▶ [Task description]
Extract and list every line that contains the word "日前完成".

▶ [Recorded data]
------------------------------------------------------------
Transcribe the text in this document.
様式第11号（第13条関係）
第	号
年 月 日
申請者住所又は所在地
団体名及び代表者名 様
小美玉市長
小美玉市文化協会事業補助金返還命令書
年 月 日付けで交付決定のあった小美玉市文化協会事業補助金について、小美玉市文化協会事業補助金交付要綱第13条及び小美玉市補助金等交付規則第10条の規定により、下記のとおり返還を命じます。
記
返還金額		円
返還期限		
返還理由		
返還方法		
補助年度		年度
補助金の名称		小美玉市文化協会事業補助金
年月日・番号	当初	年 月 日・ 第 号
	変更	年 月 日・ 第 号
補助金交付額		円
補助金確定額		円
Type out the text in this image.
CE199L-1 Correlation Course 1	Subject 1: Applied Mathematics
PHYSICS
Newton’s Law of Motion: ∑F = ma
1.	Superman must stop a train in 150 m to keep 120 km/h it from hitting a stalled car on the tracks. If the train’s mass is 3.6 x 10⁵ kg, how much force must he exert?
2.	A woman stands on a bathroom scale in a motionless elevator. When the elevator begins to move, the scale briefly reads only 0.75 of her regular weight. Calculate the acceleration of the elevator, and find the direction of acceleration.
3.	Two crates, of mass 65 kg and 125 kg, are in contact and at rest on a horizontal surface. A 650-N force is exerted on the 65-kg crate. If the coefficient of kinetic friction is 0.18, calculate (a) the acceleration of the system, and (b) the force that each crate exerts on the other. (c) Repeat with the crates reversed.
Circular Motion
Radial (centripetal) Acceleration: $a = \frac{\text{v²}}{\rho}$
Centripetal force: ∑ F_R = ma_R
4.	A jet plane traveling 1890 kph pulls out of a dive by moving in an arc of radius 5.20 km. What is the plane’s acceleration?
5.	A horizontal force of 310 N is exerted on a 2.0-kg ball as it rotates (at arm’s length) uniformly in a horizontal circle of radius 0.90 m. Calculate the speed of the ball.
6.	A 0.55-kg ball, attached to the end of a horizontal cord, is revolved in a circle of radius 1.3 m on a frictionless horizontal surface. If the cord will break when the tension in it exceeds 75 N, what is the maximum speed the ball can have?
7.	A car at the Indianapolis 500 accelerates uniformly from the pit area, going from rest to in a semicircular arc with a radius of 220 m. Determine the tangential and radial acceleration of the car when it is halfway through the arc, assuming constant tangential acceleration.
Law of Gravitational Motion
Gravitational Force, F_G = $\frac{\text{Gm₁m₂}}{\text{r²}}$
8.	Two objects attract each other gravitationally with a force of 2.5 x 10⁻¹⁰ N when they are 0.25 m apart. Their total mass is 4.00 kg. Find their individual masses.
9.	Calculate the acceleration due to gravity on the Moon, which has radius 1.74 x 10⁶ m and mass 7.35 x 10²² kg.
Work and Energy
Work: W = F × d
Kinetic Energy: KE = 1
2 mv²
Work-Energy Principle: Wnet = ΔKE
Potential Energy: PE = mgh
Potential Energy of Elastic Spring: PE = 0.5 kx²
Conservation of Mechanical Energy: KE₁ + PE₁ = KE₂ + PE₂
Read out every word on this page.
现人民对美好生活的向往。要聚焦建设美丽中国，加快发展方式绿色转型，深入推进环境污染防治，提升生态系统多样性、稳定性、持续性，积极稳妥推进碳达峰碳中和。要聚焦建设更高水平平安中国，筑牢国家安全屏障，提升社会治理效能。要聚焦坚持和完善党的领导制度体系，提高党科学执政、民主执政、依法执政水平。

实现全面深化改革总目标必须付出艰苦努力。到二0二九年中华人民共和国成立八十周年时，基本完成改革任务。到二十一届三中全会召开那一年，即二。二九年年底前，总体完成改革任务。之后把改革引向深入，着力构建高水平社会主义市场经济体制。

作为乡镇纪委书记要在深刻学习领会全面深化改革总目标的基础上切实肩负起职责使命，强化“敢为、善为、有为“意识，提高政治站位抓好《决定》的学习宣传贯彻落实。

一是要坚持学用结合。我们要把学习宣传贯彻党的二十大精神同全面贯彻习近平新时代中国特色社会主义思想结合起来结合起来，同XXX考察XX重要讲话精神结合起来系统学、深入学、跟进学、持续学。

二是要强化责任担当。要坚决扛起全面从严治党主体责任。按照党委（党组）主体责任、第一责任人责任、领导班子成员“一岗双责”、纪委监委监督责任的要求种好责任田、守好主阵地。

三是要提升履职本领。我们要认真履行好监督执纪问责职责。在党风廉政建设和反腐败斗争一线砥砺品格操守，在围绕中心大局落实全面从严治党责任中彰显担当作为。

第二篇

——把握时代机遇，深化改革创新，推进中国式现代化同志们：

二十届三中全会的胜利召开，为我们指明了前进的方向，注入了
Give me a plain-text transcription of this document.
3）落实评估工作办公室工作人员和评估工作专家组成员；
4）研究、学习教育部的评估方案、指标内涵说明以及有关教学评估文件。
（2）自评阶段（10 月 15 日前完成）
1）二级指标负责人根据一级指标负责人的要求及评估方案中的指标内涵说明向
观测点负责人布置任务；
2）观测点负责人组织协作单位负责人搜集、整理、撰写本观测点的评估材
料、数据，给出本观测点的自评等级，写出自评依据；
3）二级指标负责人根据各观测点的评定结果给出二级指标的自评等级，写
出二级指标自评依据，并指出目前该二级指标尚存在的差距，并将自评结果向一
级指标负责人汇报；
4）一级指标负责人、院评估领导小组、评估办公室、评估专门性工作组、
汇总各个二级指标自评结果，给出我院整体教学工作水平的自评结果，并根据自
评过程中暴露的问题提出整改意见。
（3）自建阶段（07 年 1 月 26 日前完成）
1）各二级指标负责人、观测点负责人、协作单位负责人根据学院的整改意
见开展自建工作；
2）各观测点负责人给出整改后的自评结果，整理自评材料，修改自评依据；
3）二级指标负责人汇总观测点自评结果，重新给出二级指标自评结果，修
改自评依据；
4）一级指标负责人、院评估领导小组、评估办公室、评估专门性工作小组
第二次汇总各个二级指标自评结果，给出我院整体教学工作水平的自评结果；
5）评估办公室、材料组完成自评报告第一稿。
------------------------------------------------------------
▶ [Answer]
（2）自评阶段（10 月 15 日前完成）
（3）自建阶段（07 年 1 月 26 日前完成）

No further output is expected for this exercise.